__Goal__
The listing below should be copied in full, word for word.

__Data supplied__
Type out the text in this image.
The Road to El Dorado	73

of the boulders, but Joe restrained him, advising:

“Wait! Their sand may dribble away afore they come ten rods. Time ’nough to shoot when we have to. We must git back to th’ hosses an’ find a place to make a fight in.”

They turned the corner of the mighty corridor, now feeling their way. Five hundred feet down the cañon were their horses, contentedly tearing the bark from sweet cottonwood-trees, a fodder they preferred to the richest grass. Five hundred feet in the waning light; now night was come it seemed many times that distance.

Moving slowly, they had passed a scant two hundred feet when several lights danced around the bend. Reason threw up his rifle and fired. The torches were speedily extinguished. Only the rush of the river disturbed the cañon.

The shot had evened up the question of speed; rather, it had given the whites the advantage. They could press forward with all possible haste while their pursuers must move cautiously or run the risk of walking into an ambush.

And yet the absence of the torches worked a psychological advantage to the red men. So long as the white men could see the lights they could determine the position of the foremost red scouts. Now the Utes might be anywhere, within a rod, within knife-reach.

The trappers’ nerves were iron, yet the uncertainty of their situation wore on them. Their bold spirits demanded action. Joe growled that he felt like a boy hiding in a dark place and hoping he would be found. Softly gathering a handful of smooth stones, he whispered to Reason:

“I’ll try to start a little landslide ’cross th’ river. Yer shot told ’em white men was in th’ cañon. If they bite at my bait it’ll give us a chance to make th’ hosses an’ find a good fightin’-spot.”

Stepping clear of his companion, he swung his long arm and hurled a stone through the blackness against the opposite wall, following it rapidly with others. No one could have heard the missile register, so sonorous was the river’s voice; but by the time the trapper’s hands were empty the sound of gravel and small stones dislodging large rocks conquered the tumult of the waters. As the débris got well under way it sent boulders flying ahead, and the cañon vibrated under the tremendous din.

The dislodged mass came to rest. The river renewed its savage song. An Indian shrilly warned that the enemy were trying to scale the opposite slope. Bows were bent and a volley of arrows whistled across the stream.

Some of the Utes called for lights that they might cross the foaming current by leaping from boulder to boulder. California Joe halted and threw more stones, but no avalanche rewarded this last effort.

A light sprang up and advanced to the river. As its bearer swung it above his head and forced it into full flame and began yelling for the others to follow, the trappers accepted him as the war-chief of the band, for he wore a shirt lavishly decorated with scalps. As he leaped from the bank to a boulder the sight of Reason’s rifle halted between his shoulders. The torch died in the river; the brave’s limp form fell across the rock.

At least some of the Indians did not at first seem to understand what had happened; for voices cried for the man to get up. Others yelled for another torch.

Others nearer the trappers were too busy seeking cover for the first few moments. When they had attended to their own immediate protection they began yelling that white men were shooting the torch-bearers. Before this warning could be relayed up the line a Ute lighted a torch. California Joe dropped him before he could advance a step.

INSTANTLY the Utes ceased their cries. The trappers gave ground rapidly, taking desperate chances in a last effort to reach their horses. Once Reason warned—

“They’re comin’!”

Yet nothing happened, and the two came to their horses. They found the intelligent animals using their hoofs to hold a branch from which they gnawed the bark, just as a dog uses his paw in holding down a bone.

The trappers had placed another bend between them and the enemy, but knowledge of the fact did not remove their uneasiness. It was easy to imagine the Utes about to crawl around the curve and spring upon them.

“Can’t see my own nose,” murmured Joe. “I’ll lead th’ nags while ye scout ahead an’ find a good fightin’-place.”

__Solution for this exercise__
Type out the text in this image.
The Road to El Dorado	73

of the boulders, but Joe restrained him, advising:

“Wait! Their sand may dribble away afore they come ten rods. Time ’nough to shoot when we have to. We must git back to th’ hosses an’ find a place to make a fight in.”

They turned the corner of the mighty corridor, now feeling their way. Five hundred feet down the cañon were their horses, contentedly tearing the bark from sweet cottonwood-trees, a fodder they preferred to the richest grass. Five hundred feet in the waning light; now night was come it seemed many times that distance.

Moving slowly, they had passed a scant two hundred feet when several lights danced around the bend. Reason threw up his rifle and fired. The torches were speedily extinguished. Only the rush of the river disturbed the cañon.

The shot had evened up the question of speed; rather, it had given the whites the advantage. They could press forward with all possible haste while their pursuers must move cautiously or run the risk of walking into an ambush.

And yet the absence of the torches worked a psychological advantage to the red men. So long as the white men could see the lights they could determine the position of the foremost red scouts. Now the Utes might be anywhere, within a rod, within knife-reach.

The trappers’ nerves were iron, yet the uncertainty of their situation wore on them. Their bold spirits demanded action. Joe growled that he felt like a boy hiding in a dark place and hoping he would be found. Softly gathering a handful of smooth stones, he whispered to Reason:

“I’ll try to start a little landslide ’cross th’ river. Yer shot told ’em white men was in th’ cañon. If they bite at my bait it’ll give us a chance to make th’ hosses an’ find a good fightin’-spot.”

Stepping clear of his companion, he swung his long arm and hurled a stone through the blackness against the opposite wall, following it rapidly with others. No one could have heard the missile register, so sonorous was the river’s voice; but by the time the trapper’s hands were empty the sound of gravel and small stones dislodging large rocks conquered the tumult of the waters. As the débris got well under way it sent boulders flying ahead, and the cañon vibrated under the tremendous din.

The dislodged mass came to rest. The river renewed its savage song. An Indian shrilly warned that the enemy were trying to scale the opposite slope. Bows were bent and a volley of arrows whistled across the stream.

Some of the Utes called for lights that they might cross the foaming current by leaping from boulder to boulder. California Joe halted and threw more stones, but no avalanche rewarded this last effort.

A light sprang up and advanced to the river. As its bearer swung it above his head and forced it into full flame and began yelling for the others to follow, the trappers accepted him as the war-chief of the band, for he wore a shirt lavishly decorated with scalps. As he leaped from the bank to a boulder the sight of Reason’s rifle halted between his shoulders. The torch died in the river; the brave’s limp form fell across the rock.

At least some of the Indians did not at first seem to understand what had happened; for voices cried for the man to get up. Others yelled for another torch.

Others nearer the trappers were too busy seeking cover for the first few moments. When they had attended to their own immediate protection they began yelling that white men were shooting the torch-bearers. Before this warning could be relayed up the line a Ute lighted a torch. California Joe dropped him before he could advance a step.

INSTANTLY the Utes ceased their cries. The trappers gave ground rapidly, taking desperate chances in a last effort to reach their horses. Once Reason warned—

“They’re comin’!”

Yet nothing happened, and the two came to their horses. They found the intelligent animals using their hoofs to hold a branch from which they gnawed the bark, just as a dog uses his paw in holding down a bone.

The trappers had placed another bend between them and the enemy, but knowledge of the fact did not remove their uneasiness. It was easy to imagine the Utes about to crawl around the curve and spring upon them.

“Can’t see my own nose,” murmured Joe. “I’ll lead th’ nags while ye scout ahead an’ find a good fightin’-place.”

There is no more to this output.